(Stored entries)

----

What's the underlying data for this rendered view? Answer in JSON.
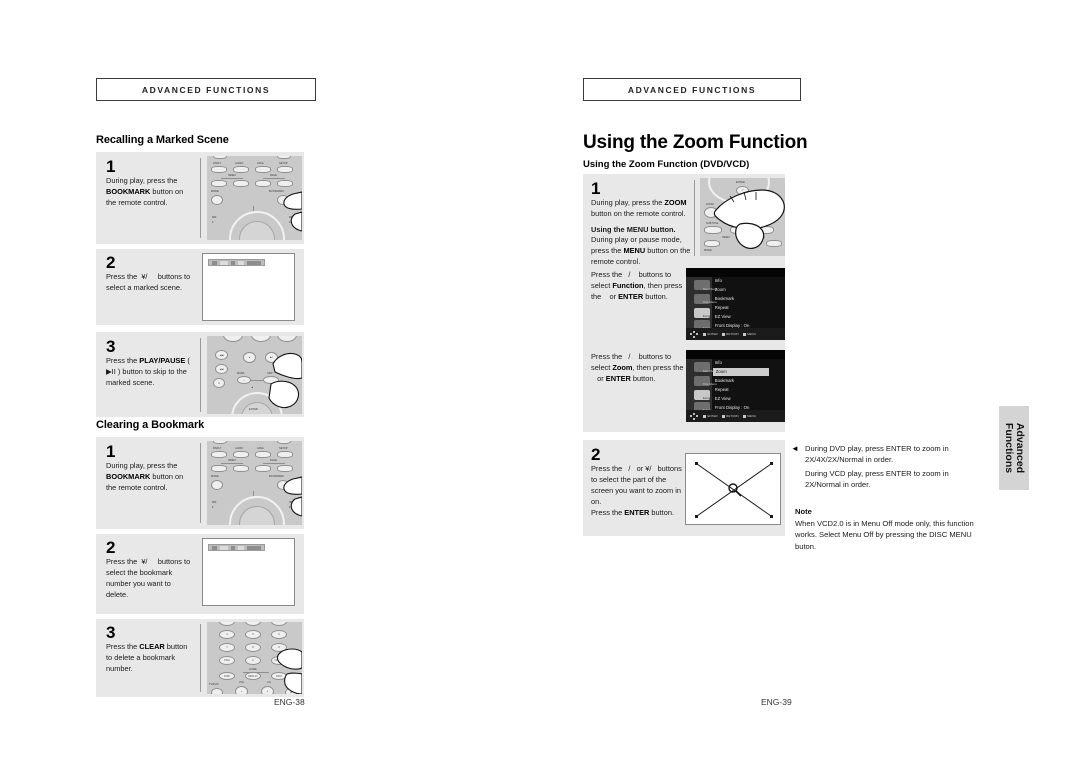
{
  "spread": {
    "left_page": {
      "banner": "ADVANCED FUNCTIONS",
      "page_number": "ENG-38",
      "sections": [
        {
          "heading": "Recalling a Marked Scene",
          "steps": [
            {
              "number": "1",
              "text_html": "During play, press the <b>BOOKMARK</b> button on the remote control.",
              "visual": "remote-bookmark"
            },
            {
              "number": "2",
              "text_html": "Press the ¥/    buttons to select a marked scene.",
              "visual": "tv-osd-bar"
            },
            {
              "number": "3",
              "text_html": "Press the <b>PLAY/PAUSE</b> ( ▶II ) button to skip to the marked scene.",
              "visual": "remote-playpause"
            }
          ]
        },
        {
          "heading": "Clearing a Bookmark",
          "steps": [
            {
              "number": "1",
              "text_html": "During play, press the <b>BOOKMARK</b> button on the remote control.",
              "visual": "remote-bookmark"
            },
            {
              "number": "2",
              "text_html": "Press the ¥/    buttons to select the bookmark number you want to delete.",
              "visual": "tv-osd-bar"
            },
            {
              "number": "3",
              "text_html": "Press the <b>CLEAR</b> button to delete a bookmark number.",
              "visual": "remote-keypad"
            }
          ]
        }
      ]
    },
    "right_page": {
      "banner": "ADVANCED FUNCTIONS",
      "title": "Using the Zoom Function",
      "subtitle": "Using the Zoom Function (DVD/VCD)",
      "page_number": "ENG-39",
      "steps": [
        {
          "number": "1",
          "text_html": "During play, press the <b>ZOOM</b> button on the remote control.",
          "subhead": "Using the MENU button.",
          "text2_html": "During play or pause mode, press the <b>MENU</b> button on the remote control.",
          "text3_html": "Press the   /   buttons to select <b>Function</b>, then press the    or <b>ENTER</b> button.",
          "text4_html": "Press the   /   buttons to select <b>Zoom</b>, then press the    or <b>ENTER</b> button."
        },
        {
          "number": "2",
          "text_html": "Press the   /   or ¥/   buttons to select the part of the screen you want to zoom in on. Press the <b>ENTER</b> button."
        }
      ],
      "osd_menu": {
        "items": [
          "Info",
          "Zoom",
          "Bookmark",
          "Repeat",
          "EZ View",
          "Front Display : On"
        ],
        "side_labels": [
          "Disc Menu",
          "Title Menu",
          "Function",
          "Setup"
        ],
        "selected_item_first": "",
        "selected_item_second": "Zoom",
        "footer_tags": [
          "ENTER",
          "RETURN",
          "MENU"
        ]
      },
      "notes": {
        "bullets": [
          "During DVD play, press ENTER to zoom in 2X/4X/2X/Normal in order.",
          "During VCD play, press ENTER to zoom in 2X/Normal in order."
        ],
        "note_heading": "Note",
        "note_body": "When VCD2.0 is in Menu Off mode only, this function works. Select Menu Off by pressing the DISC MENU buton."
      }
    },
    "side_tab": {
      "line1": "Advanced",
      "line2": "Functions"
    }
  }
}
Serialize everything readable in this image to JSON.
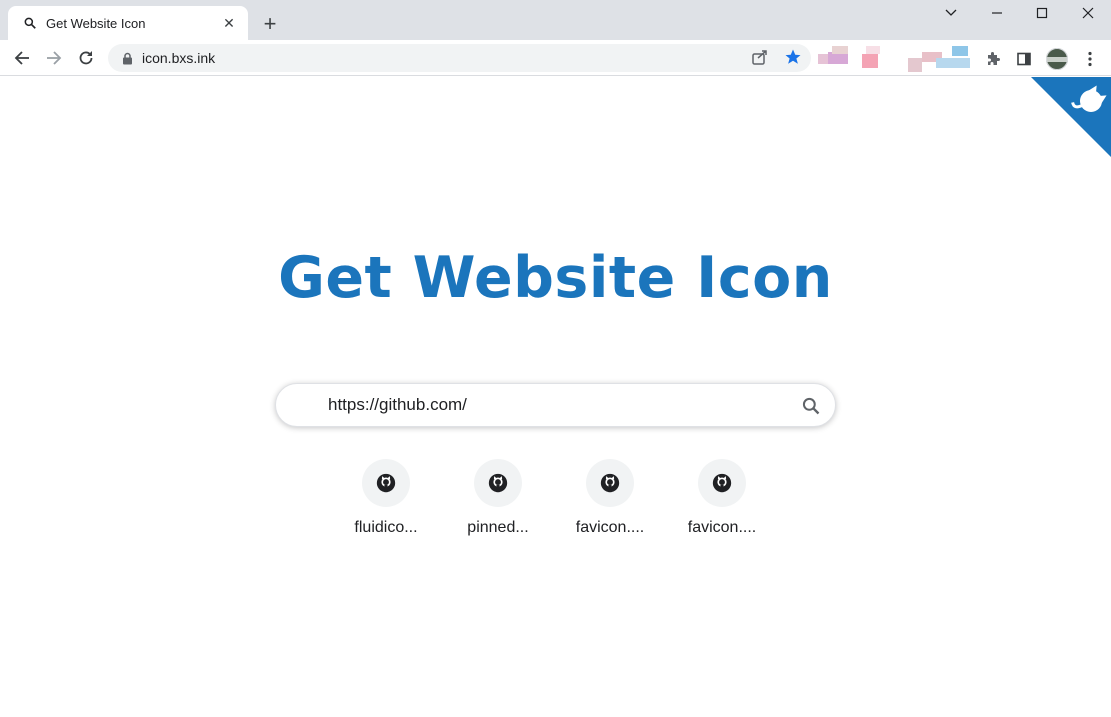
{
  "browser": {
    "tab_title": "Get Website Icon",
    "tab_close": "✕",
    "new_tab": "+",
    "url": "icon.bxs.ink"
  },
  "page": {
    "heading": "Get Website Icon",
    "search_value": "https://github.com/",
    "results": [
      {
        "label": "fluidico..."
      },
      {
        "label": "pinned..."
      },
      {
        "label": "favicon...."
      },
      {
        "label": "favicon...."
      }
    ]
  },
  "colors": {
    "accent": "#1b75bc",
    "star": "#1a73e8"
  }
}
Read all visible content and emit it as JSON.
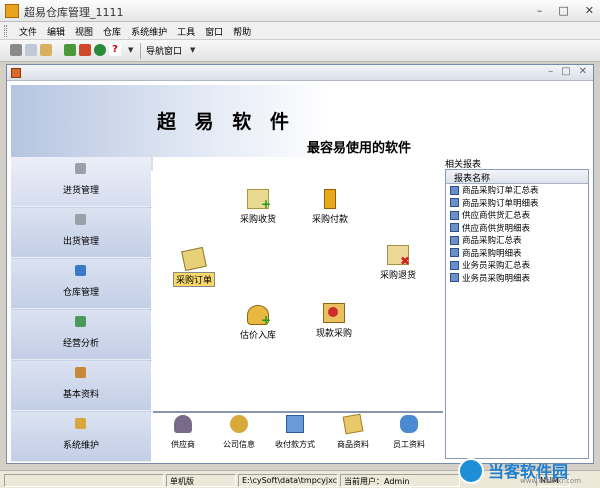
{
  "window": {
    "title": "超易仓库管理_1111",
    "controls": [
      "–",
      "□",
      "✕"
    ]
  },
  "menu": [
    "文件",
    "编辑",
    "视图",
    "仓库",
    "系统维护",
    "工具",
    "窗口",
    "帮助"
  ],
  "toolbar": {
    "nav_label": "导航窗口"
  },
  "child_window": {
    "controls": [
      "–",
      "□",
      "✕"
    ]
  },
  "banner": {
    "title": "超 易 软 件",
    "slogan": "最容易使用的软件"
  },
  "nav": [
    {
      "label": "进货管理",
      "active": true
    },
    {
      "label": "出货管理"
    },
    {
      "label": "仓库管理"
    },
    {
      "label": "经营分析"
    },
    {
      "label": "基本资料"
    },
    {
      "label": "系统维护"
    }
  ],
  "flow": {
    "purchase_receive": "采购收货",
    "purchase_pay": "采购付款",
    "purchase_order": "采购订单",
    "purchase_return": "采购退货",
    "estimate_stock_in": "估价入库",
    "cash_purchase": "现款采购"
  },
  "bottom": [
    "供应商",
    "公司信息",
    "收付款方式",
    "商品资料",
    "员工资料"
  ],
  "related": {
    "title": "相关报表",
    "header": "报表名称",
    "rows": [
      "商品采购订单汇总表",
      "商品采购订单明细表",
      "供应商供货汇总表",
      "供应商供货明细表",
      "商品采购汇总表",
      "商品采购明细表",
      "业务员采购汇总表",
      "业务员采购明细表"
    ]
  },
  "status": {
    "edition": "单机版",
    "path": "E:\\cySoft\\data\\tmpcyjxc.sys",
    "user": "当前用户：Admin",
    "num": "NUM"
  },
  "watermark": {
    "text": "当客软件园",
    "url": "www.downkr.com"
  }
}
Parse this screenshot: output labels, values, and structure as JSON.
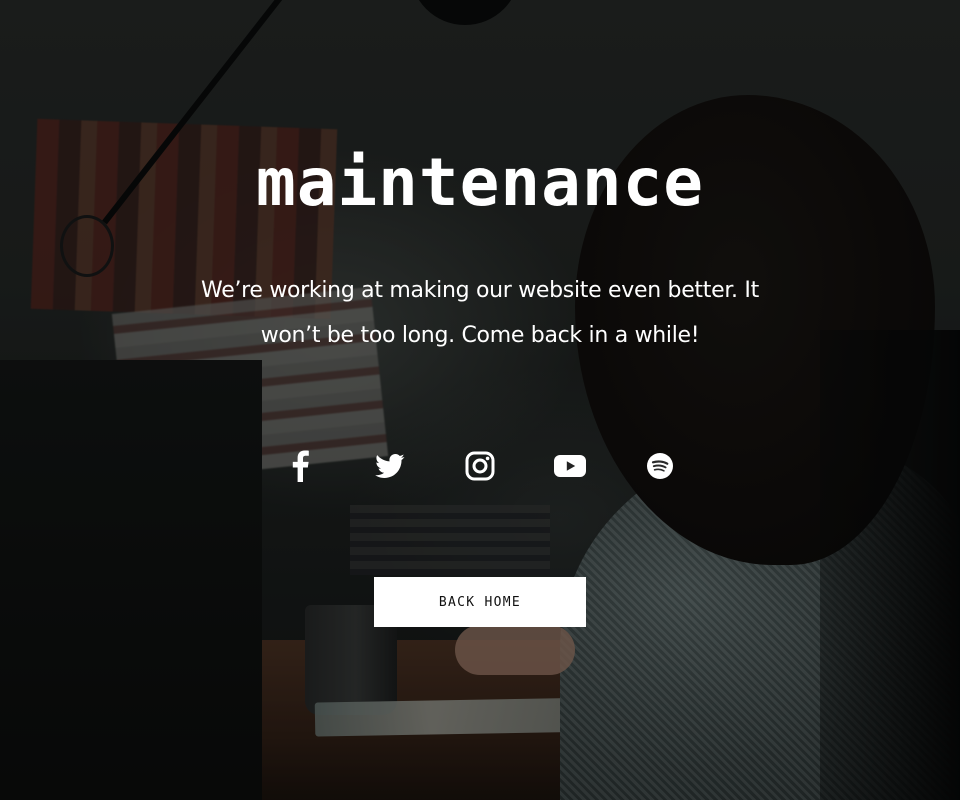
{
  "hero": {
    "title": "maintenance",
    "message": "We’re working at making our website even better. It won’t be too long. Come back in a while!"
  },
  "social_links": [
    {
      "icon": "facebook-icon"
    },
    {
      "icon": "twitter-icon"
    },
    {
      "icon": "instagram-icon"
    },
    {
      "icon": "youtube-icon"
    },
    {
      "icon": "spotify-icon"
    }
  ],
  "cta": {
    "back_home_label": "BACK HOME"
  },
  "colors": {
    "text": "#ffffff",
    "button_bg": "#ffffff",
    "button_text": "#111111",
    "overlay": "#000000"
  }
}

----

## YOUR INSTRUCTIONS
Your task is to pick out every line with the string "delete" and copy it.

## EXERCISE OUTPUT
              "text_html": "Press the ¥/    buttons to select the bookmark number you want to delete.",
              "text_html": "Press the <b>CLEAR</b> button to delete a bookmark number.",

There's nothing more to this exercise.